* _SET OF TASKS_:
1. In the blog post, what age did the woman guess the writer was?
2. Reproduce the stretch of the blog post from "It was so easy" through "time to listen.", switching "children" to "kids".

(DOCUMENT SECTION begins)

Yes, I have other blog posts sitting in my drafts but I just haven't had time to finish them up. I promise I will soon. In the meantime . . .
19. (4/26/11) I didn't have a lot planned today so I decided to take Sophie, Nate and Pancake on a walk this morning. We were playing near the lake area at the front of our neighborhood when a car slowed down and the woman inside smiled and gave us a small wave. I waved and smiled back but noticed that she lingered just a bit so I walked over to say hello. When I approached her car she burst into tears. I was a little taken back but had a very strong feeling that I needed to help her. When she stopped crying she told me how lovely my family was and how happy we looked. Picture Perfect. She then went on to tell me some very personal information that she had been dealing with and my heart just ached for her. She was literally just driving around in despair.
It was so easy for me to relate to this woman. I told her how I often feel overwhelmingly sad and stressed. I introduced her to Nate and his T1 and Sophie and her UC and explained how their diagnosis had sent me into a tail spin. I also shared with her how I am trying to find one thing that makes me happy, or that I am thankful for each day and she loved the idea.
We chatted for quite sometime while the children played with Pancake. She said just looking at us playing there by the lake we looked so happy --- like we didn't have a care in the world. Isn't it funny how that works? You never ever know someone's burden just by looking at them. There is so much more that you can learn if you take the time to listen.
I was her one good thing today. I listened.
Oh and she thought I was 28 so she was my one good thing too! :)
In all seriousness if I had seen her driving by I would never have guessed she had a problem in the world. She was dressed beautifully, hair done, makeup on, nice car, she was beautiful. I'm glad she stopped. I'm glad I listened. I hope I helped. She was my good thing today. Hoping I helped a little - I know she helped me. Understanding. Empathy. Sharing. :)

(DOCUMENT SECTION ends)
(PROVIDED RECORDS begins)

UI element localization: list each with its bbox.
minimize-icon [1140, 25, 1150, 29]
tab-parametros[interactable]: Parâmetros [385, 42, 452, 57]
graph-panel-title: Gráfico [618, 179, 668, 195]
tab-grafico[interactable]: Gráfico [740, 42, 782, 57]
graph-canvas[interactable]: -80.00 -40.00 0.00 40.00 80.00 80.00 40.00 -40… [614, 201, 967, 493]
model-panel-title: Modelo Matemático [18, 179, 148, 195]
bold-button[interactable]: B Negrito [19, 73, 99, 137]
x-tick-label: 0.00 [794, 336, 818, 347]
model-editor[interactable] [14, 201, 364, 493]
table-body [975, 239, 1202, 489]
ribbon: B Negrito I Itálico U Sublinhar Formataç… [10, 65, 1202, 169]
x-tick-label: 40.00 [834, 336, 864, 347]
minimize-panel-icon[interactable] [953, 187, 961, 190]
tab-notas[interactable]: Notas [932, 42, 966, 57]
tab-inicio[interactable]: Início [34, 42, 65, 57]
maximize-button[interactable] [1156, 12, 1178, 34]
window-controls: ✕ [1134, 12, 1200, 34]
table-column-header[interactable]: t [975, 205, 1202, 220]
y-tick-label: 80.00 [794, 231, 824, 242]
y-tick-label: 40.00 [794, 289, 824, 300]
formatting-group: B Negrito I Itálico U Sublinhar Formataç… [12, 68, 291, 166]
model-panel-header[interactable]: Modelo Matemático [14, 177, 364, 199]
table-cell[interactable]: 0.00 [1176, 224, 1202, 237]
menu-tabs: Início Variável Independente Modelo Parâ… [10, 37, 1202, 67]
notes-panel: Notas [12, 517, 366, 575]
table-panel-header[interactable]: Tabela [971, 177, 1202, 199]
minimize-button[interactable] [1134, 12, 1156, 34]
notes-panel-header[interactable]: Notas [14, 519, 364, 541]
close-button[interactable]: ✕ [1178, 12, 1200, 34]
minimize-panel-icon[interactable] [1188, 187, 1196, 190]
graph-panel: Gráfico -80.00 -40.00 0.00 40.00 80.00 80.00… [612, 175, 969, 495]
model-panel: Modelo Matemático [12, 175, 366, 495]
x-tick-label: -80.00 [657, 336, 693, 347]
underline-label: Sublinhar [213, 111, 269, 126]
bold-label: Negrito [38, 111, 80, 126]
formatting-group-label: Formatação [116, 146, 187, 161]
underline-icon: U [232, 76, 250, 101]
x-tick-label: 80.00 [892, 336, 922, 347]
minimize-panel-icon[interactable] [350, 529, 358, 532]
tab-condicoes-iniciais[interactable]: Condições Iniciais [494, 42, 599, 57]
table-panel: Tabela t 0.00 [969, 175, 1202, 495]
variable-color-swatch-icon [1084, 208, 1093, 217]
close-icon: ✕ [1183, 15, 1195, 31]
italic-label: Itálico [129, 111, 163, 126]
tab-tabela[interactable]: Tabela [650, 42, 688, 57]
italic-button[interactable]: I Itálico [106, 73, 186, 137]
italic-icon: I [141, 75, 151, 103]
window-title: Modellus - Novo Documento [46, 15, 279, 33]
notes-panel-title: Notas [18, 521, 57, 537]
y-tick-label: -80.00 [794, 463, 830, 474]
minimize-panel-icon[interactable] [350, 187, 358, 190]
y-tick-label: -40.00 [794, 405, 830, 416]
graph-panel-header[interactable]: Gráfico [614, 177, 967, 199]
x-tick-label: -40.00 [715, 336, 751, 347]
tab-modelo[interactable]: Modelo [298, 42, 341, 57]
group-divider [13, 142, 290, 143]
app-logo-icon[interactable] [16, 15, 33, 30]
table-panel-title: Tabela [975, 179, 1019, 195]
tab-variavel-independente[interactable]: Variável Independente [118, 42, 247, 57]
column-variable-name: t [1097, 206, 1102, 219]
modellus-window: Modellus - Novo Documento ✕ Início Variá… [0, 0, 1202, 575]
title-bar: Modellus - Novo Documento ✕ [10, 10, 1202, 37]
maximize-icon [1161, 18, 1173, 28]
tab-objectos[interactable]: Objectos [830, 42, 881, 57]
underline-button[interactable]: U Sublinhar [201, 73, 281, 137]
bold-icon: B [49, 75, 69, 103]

(PROVIDED RECORDS ends)

* _ANSWERS FOR THIS EXERCISE_:
1. 28

2.
It was so easy for me to relate to this woman. I told her how I often feel overwhelmingly sad and stressed. I introduced her to Nate and his T1 and Sophie and her UC and explained how their diagnosis had sent me into a tail spin. I also shared with her how I am trying to find one thing that makes me happy, or that I am thankful for each day and she loved the idea.
We chatted for quite sometime while the kids played with Pancake. She said just looking at us playing there by the lake we looked so happy --- like we didn't have a care in the world. Isn't it funny how that works? You never ever know someone's burden just by looking at them. There is so much more that you can learn if you take the time to listen.